Instructions to follow: Exactly reproduce each record listed below.

Stored data:
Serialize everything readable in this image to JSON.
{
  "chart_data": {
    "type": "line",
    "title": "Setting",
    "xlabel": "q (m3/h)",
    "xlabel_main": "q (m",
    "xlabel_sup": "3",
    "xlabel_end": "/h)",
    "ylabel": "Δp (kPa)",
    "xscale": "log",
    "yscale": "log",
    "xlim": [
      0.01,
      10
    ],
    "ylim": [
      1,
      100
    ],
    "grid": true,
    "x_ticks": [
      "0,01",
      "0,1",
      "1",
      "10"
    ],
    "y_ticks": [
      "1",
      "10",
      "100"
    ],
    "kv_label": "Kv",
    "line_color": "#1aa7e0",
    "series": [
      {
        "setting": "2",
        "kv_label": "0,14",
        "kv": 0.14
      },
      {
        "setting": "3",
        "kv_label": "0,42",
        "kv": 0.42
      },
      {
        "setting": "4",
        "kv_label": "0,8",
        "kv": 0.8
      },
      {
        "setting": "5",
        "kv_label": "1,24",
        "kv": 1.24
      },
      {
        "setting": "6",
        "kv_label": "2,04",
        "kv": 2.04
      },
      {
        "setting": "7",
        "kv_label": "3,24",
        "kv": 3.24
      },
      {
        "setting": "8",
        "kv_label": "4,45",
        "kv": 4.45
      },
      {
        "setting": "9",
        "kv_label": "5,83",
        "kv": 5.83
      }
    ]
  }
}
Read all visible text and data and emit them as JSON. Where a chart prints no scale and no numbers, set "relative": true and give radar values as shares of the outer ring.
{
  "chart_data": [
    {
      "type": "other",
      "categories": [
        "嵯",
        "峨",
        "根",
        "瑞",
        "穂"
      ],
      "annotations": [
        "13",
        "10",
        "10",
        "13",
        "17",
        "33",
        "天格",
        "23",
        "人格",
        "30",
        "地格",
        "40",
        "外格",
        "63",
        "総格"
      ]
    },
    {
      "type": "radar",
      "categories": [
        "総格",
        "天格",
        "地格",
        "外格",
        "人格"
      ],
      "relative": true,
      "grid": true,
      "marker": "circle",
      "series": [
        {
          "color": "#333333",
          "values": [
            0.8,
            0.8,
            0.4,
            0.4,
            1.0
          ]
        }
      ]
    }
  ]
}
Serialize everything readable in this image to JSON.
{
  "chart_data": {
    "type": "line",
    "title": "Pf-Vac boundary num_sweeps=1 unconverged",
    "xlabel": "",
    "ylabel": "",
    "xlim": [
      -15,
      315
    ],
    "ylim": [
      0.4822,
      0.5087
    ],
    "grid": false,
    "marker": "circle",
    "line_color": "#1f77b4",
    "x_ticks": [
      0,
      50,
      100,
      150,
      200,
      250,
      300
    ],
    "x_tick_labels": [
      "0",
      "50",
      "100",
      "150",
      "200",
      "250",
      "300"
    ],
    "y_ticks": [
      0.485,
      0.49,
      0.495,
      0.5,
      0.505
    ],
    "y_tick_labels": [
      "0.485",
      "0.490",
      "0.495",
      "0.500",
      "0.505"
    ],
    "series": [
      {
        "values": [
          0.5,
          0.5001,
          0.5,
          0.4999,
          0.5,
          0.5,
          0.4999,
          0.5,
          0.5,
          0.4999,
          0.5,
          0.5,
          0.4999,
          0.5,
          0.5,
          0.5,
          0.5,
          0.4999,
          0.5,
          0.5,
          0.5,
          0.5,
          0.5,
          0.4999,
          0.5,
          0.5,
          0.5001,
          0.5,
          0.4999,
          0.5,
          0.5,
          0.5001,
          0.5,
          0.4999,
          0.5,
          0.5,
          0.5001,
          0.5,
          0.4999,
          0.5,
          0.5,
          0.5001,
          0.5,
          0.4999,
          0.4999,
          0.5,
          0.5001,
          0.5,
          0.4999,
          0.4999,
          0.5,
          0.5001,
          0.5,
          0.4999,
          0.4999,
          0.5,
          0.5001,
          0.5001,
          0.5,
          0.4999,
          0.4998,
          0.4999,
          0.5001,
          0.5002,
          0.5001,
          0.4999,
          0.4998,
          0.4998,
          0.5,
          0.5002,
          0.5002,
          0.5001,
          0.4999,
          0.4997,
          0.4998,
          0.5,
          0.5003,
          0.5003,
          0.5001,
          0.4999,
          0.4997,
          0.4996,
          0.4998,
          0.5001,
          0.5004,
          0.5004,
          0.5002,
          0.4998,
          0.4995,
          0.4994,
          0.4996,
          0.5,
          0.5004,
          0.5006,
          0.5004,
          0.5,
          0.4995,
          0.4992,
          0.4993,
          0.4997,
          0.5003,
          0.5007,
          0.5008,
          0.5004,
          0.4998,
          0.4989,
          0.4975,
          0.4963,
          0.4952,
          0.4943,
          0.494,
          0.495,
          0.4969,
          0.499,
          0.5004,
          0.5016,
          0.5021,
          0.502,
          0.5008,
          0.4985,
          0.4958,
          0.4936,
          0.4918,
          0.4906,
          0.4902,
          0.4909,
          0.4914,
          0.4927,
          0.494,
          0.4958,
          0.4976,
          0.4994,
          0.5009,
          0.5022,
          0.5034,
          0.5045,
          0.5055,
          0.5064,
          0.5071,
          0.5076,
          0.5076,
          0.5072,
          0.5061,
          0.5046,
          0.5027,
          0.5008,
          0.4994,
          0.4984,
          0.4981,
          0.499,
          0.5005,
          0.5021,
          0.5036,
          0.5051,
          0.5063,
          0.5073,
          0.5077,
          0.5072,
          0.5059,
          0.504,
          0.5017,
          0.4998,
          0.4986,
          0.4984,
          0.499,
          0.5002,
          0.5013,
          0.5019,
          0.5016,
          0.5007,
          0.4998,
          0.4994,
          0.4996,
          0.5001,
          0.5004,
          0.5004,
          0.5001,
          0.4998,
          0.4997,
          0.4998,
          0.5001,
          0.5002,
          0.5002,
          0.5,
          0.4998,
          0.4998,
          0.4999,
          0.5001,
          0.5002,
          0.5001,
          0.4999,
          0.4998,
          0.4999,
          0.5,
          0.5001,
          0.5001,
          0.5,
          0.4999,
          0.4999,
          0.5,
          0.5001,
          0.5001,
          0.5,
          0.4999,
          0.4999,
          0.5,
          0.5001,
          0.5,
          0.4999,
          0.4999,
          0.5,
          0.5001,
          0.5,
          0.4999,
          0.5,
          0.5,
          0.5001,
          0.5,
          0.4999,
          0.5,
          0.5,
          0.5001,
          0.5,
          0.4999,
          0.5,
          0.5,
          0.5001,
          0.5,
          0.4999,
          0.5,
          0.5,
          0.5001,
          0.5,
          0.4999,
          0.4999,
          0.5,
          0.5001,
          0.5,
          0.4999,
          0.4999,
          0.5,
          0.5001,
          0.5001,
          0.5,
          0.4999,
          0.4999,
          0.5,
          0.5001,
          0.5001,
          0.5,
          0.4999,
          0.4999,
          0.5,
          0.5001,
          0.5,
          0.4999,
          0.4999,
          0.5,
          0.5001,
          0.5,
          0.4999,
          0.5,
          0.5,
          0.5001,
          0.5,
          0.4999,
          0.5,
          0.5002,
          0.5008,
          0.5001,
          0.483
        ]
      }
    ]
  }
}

Result:
Serialize everything readable in this image to JSON.
{
  "chart_data": {
    "type": "line",
    "title": "Setting",
    "xlabel": "q (m3/h)",
    "xlabel_main": "q (m",
    "xlabel_sup": "3",
    "xlabel_end": "/h)",
    "ylabel": "Δp (kPa)",
    "xscale": "log",
    "yscale": "log",
    "xlim": [
      0.01,
      10
    ],
    "ylim": [
      1,
      100
    ],
    "grid": true,
    "x_ticks": [
      "0,01",
      "0,1",
      "1",
      "10"
    ],
    "y_ticks": [
      "1",
      "10",
      "100"
    ],
    "kv_label": "Kv",
    "line_color": "#1aa7e0",
    "series": [
      {
        "setting": "2",
        "kv_label": "0,14",
        "kv": 0.14
      },
      {
        "setting": "3",
        "kv_label": "0,42",
        "kv": 0.42
      },
      {
        "setting": "4",
        "kv_label": "0,8",
        "kv": 0.8
      },
      {
        "setting": "5",
        "kv_label": "1,24",
        "kv": 1.24
      },
      {
        "setting": "6",
        "kv_label": "2,04",
        "kv": 2.04
      },
      {
        "setting": "7",
        "kv_label": "3,24",
        "kv": 3.24
      },
      {
        "setting": "8",
        "kv_label": "4,45",
        "kv": 4.45
      },
      {
        "setting": "9",
        "kv_label": "5,83",
        "kv": 5.83
      }
    ]
  }
}
Read all visible text and data and emit them as JSON. Where a chart prints no scale and no numbers, set "relative": true and give radar values as shares of the outer ring.
{
  "chart_data": [
    {
      "type": "other",
      "categories": [
        "嵯",
        "峨",
        "根",
        "瑞",
        "穂"
      ],
      "annotations": [
        "13",
        "10",
        "10",
        "13",
        "17",
        "33",
        "天格",
        "23",
        "人格",
        "30",
        "地格",
        "40",
        "外格",
        "63",
        "総格"
      ]
    },
    {
      "type": "radar",
      "categories": [
        "総格",
        "天格",
        "地格",
        "外格",
        "人格"
      ],
      "relative": true,
      "grid": true,
      "marker": "circle",
      "series": [
        {
          "color": "#333333",
          "values": [
            0.8,
            0.8,
            0.4,
            0.4,
            1.0
          ]
        }
      ]
    }
  ]
}
Serialize everything readable in this image to JSON.
{
  "chart_data": {
    "type": "line",
    "title": "Pf-Vac boundary num_sweeps=1 unconverged",
    "xlabel": "",
    "ylabel": "",
    "xlim": [
      -15,
      315
    ],
    "ylim": [
      0.4822,
      0.5087
    ],
    "grid": false,
    "marker": "circle",
    "line_color": "#1f77b4",
    "x_ticks": [
      0,
      50,
      100,
      150,
      200,
      250,
      300
    ],
    "x_tick_labels": [
      "0",
      "50",
      "100",
      "150",
      "200",
      "250",
      "300"
    ],
    "y_ticks": [
      0.485,
      0.49,
      0.495,
      0.5,
      0.505
    ],
    "y_tick_labels": [
      "0.485",
      "0.490",
      "0.495",
      "0.500",
      "0.505"
    ],
    "series": [
      {
        "values": [
          0.5,
          0.5001,
          0.5,
          0.4999,
          0.5,
          0.5,
          0.4999,
          0.5,
          0.5,
          0.4999,
          0.5,
          0.5,
          0.4999,
          0.5,
          0.5,
          0.5,
          0.5,
          0.4999,
          0.5,
          0.5,
          0.5,
          0.5,
          0.5,
          0.4999,
          0.5,
          0.5,
          0.5001,
          0.5,
          0.4999,
          0.5,
          0.5,
          0.5001,
          0.5,
          0.4999,
          0.5,
          0.5,
          0.5001,
          0.5,
          0.4999,
          0.5,
          0.5,
          0.5001,
          0.5,
          0.4999,
          0.4999,
          0.5,
          0.5001,
          0.5,
          0.4999,
          0.4999,
          0.5,
          0.5001,
          0.5,
          0.4999,
          0.4999,
          0.5,
          0.5001,
          0.5001,
          0.5,
          0.4999,
          0.4998,
          0.4999,
          0.5001,
          0.5002,
          0.5001,
          0.4999,
          0.4998,
          0.4998,
          0.5,
          0.5002,
          0.5002,
          0.5001,
          0.4999,
          0.4997,
          0.4998,
          0.5,
          0.5003,
          0.5003,
          0.5001,
          0.4999,
          0.4997,
          0.4996,
          0.4998,
          0.5001,
          0.5004,
          0.5004,
          0.5002,
          0.4998,
          0.4995,
          0.4994,
          0.4996,
          0.5,
          0.5004,
          0.5006,
          0.5004,
          0.5,
          0.4995,
          0.4992,
          0.4993,
          0.4997,
          0.5003,
          0.5007,
          0.5008,
          0.5004,
          0.4998,
          0.4989,
          0.4975,
          0.4963,
          0.4952,
          0.4943,
          0.494,
          0.495,
          0.4969,
          0.499,
          0.5004,
          0.5016,
          0.5021,
          0.502,
          0.5008,
          0.4985,
          0.4958,
          0.4936,
          0.4918,
          0.4906,
          0.4902,
          0.4909,
          0.4914,
          0.4927,
          0.494,
          0.4958,
          0.4976,
          0.4994,
          0.5009,
          0.5022,
          0.5034,
          0.5045,
          0.5055,
          0.5064,
          0.5071,
          0.5076,
          0.5076,
          0.5072,
          0.5061,
          0.5046,
          0.5027,
          0.5008,
          0.4994,
          0.4984,
          0.4981,
          0.499,
          0.5005,
          0.5021,
          0.5036,
          0.5051,
          0.5063,
          0.5073,
          0.5077,
          0.5072,
          0.5059,
          0.504,
          0.5017,
          0.4998,
          0.4986,
          0.4984,
          0.499,
          0.5002,
          0.5013,
          0.5019,
          0.5016,
          0.5007,
          0.4998,
          0.4994,
          0.4996,
          0.5001,
          0.5004,
          0.5004,
          0.5001,
          0.4998,
          0.4997,
          0.4998,
          0.5001,
          0.5002,
          0.5002,
          0.5,
          0.4998,
          0.4998,
          0.4999,
          0.5001,
          0.5002,
          0.5001,
          0.4999,
          0.4998,
          0.4999,
          0.5,
          0.5001,
          0.5001,
          0.5,
          0.4999,
          0.4999,
          0.5,
          0.5001,
          0.5001,
          0.5,
          0.4999,
          0.4999,
          0.5,
          0.5001,
          0.5,
          0.4999,
          0.4999,
          0.5,
          0.5001,
          0.5,
          0.4999,
          0.5,
          0.5,
          0.5001,
          0.5,
          0.4999,
          0.5,
          0.5,
          0.5001,
          0.5,
          0.4999,
          0.5,
          0.5,
          0.5001,
          0.5,
          0.4999,
          0.5,
          0.5,
          0.5001,
          0.5,
          0.4999,
          0.4999,
          0.5,
          0.5001,
          0.5,
          0.4999,
          0.4999,
          0.5,
          0.5001,
          0.5001,
          0.5,
          0.4999,
          0.4999,
          0.5,
          0.5001,
          0.5001,
          0.5,
          0.4999,
          0.4999,
          0.5,
          0.5001,
          0.5,
          0.4999,
          0.4999,
          0.5,
          0.5001,
          0.5,
          0.4999,
          0.5,
          0.5,
          0.5001,
          0.5,
          0.4999,
          0.5,
          0.5002,
          0.5008,
          0.5001,
          0.483
        ]
      }
    ]
  }
}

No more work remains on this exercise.